» **Task description**
Output the material below in its entirety, exactly as given.

— START —

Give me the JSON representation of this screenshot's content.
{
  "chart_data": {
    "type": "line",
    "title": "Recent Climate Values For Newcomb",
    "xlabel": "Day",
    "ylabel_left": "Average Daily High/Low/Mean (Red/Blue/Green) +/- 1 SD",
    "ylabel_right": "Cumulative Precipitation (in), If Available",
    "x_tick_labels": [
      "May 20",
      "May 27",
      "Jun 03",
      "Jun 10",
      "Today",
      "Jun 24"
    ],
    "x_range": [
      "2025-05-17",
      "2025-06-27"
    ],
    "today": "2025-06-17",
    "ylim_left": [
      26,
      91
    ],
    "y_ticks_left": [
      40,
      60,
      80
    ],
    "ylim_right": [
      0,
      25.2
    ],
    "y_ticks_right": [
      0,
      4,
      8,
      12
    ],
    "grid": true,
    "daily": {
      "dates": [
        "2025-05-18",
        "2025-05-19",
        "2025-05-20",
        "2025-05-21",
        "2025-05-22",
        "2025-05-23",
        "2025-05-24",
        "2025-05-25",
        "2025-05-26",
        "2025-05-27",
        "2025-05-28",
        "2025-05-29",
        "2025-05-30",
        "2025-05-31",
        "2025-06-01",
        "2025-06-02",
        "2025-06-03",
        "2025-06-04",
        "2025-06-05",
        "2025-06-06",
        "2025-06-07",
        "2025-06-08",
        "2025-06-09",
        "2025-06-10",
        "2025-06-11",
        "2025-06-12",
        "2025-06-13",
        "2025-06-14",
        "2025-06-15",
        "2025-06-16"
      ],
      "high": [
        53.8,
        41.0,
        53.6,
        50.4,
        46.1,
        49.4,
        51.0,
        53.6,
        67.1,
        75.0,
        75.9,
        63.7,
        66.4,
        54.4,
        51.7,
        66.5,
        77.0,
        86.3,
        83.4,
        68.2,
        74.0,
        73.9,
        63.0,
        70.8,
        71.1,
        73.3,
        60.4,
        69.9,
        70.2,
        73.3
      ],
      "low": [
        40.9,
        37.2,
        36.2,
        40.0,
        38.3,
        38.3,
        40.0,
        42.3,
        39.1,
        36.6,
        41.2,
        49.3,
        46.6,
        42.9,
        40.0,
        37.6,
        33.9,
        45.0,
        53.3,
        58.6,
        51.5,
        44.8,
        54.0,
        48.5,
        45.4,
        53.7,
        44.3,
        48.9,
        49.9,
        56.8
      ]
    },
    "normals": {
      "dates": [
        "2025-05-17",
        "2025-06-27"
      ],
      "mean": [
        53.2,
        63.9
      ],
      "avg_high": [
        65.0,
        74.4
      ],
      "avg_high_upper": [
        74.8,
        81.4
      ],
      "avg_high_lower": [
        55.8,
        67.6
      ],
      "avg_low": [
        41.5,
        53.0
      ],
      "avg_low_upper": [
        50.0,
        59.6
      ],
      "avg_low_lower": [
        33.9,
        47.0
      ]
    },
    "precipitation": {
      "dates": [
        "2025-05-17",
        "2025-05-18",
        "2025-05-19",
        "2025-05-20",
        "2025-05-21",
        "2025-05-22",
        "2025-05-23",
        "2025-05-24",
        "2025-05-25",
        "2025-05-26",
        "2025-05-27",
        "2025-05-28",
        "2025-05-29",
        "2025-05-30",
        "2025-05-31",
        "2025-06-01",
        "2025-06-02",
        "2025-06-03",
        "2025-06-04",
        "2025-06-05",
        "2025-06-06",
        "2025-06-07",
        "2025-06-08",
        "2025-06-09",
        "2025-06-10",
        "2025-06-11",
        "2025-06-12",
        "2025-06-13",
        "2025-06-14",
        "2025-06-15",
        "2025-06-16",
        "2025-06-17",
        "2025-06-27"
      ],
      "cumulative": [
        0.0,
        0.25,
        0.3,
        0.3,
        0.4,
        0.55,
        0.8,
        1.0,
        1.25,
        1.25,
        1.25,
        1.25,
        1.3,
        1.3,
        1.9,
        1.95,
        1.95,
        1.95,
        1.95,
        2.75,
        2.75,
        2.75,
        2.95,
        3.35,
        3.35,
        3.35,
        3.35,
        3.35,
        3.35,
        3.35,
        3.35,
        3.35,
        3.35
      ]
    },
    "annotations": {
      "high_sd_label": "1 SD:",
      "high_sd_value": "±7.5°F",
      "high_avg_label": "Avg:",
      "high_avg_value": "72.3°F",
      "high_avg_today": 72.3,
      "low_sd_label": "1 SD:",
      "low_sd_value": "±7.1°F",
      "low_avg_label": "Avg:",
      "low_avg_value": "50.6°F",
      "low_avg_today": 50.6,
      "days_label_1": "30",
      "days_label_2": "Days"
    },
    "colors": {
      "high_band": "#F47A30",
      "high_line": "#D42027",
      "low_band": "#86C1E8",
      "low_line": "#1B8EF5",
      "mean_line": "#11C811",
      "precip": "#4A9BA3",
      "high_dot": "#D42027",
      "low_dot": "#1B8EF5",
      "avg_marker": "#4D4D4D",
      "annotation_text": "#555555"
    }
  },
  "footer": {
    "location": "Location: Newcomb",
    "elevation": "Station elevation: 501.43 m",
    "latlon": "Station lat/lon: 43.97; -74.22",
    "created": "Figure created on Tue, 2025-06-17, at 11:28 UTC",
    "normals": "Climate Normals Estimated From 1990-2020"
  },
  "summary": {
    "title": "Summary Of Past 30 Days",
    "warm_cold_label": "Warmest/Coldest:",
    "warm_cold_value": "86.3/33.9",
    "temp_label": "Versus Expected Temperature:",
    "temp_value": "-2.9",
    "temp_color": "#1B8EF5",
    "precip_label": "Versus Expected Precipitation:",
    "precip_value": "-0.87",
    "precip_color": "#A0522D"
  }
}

— END —

» **Expected output**
Give me the JSON representation of this screenshot's content.
{
  "chart_data": {
    "type": "line",
    "title": "Recent Climate Values For Newcomb",
    "xlabel": "Day",
    "ylabel_left": "Average Daily High/Low/Mean (Red/Blue/Green) +/- 1 SD",
    "ylabel_right": "Cumulative Precipitation (in), If Available",
    "x_tick_labels": [
      "May 20",
      "May 27",
      "Jun 03",
      "Jun 10",
      "Today",
      "Jun 24"
    ],
    "x_range": [
      "2025-05-17",
      "2025-06-27"
    ],
    "today": "2025-06-17",
    "ylim_left": [
      26,
      91
    ],
    "y_ticks_left": [
      40,
      60,
      80
    ],
    "ylim_right": [
      0,
      25.2
    ],
    "y_ticks_right": [
      0,
      4,
      8,
      12
    ],
    "grid": true,
    "daily": {
      "dates": [
        "2025-05-18",
        "2025-05-19",
        "2025-05-20",
        "2025-05-21",
        "2025-05-22",
        "2025-05-23",
        "2025-05-24",
        "2025-05-25",
        "2025-05-26",
        "2025-05-27",
        "2025-05-28",
        "2025-05-29",
        "2025-05-30",
        "2025-05-31",
        "2025-06-01",
        "2025-06-02",
        "2025-06-03",
        "2025-06-04",
        "2025-06-05",
        "2025-06-06",
        "2025-06-07",
        "2025-06-08",
        "2025-06-09",
        "2025-06-10",
        "2025-06-11",
        "2025-06-12",
        "2025-06-13",
        "2025-06-14",
        "2025-06-15",
        "2025-06-16"
      ],
      "high": [
        53.8,
        41.0,
        53.6,
        50.4,
        46.1,
        49.4,
        51.0,
        53.6,
        67.1,
        75.0,
        75.9,
        63.7,
        66.4,
        54.4,
        51.7,
        66.5,
        77.0,
        86.3,
        83.4,
        68.2,
        74.0,
        73.9,
        63.0,
        70.8,
        71.1,
        73.3,
        60.4,
        69.9,
        70.2,
        73.3
      ],
      "low": [
        40.9,
        37.2,
        36.2,
        40.0,
        38.3,
        38.3,
        40.0,
        42.3,
        39.1,
        36.6,
        41.2,
        49.3,
        46.6,
        42.9,
        40.0,
        37.6,
        33.9,
        45.0,
        53.3,
        58.6,
        51.5,
        44.8,
        54.0,
        48.5,
        45.4,
        53.7,
        44.3,
        48.9,
        49.9,
        56.8
      ]
    },
    "normals": {
      "dates": [
        "2025-05-17",
        "2025-06-27"
      ],
      "mean": [
        53.2,
        63.9
      ],
      "avg_high": [
        65.0,
        74.4
      ],
      "avg_high_upper": [
        74.8,
        81.4
      ],
      "avg_high_lower": [
        55.8,
        67.6
      ],
      "avg_low": [
        41.5,
        53.0
      ],
      "avg_low_upper": [
        50.0,
        59.6
      ],
      "avg_low_lower": [
        33.9,
        47.0
      ]
    },
    "precipitation": {
      "dates": [
        "2025-05-17",
        "2025-05-18",
        "2025-05-19",
        "2025-05-20",
        "2025-05-21",
        "2025-05-22",
        "2025-05-23",
        "2025-05-24",
        "2025-05-25",
        "2025-05-26",
        "2025-05-27",
        "2025-05-28",
        "2025-05-29",
        "2025-05-30",
        "2025-05-31",
        "2025-06-01",
        "2025-06-02",
        "2025-06-03",
        "2025-06-04",
        "2025-06-05",
        "2025-06-06",
        "2025-06-07",
        "2025-06-08",
        "2025-06-09",
        "2025-06-10",
        "2025-06-11",
        "2025-06-12",
        "2025-06-13",
        "2025-06-14",
        "2025-06-15",
        "2025-06-16",
        "2025-06-17",
        "2025-06-27"
      ],
      "cumulative": [
        0.0,
        0.25,
        0.3,
        0.3,
        0.4,
        0.55,
        0.8,
        1.0,
        1.25,
        1.25,
        1.25,
        1.25,
        1.3,
        1.3,
        1.9,
        1.95,
        1.95,
        1.95,
        1.95,
        2.75,
        2.75,
        2.75,
        2.95,
        3.35,
        3.35,
        3.35,
        3.35,
        3.35,
        3.35,
        3.35,
        3.35,
        3.35,
        3.35
      ]
    },
    "annotations": {
      "high_sd_label": "1 SD:",
      "high_sd_value": "±7.5°F",
      "high_avg_label": "Avg:",
      "high_avg_value": "72.3°F",
      "high_avg_today": 72.3,
      "low_sd_label": "1 SD:",
      "low_sd_value": "±7.1°F",
      "low_avg_label": "Avg:",
      "low_avg_value": "50.6°F",
      "low_avg_today": 50.6,
      "days_label_1": "30",
      "days_label_2": "Days"
    },
    "colors": {
      "high_band": "#F47A30",
      "high_line": "#D42027",
      "low_band": "#86C1E8",
      "low_line": "#1B8EF5",
      "mean_line": "#11C811",
      "precip": "#4A9BA3",
      "high_dot": "#D42027",
      "low_dot": "#1B8EF5",
      "avg_marker": "#4D4D4D",
      "annotation_text": "#555555"
    }
  },
  "footer": {
    "location": "Location: Newcomb",
    "elevation": "Station elevation: 501.43 m",
    "latlon": "Station lat/lon: 43.97; -74.22",
    "created": "Figure created on Tue, 2025-06-17, at 11:28 UTC",
    "normals": "Climate Normals Estimated From 1990-2020"
  },
  "summary": {
    "title": "Summary Of Past 30 Days",
    "warm_cold_label": "Warmest/Coldest:",
    "warm_cold_value": "86.3/33.9",
    "temp_label": "Versus Expected Temperature:",
    "temp_value": "-2.9",
    "temp_color": "#1B8EF5",
    "precip_label": "Versus Expected Precipitation:",
    "precip_value": "-0.87",
    "precip_color": "#A0522D"
  }
}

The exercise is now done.